WHAT THE TASK ASKS: Restate each of the lines given below, word for word.

------ SOURCE MATERIAL ------

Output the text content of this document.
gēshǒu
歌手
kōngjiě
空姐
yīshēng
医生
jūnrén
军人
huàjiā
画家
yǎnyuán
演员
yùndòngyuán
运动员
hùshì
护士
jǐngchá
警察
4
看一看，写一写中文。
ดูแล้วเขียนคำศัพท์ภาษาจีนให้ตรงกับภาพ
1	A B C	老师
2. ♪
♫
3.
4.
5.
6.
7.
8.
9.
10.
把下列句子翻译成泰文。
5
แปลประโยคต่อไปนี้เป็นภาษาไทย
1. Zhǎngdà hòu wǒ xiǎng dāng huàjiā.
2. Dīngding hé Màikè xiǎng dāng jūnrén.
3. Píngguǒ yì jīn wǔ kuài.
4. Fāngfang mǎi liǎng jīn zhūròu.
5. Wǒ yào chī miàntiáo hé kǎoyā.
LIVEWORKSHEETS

------

RESULT OF THIS TASK:
Output the text content of this document.
gēshǒu
歌手
kōngjiě
空姐
yīshēng
医生
jūnrén
军人
huàjiā
画家
yǎnyuán
演员
yùndòngyuán
运动员
hùshì
护士
jǐngchá
警察
4
看一看，写一写中文。
ดูแล้วเขียนคำศัพท์ภาษาจีนให้ตรงกับภาพ
1	A B C	老师
2. ♪
♫
3.
4.
5.
6.
7.
8.
9.
10.
把下列句子翻译成泰文。
5
แปลประโยคต่อไปนี้เป็นภาษาไทย
1. Zhǎngdà hòu wǒ xiǎng dāng huàjiā.
2. Dīngding hé Màikè xiǎng dāng jūnrén.
3. Píngguǒ yì jīn wǔ kuài.
4. Fāngfang mǎi liǎng jīn zhūròu.
5. Wǒ yào chī miàntiáo hé kǎoyā.
LIVEWORKSHEETS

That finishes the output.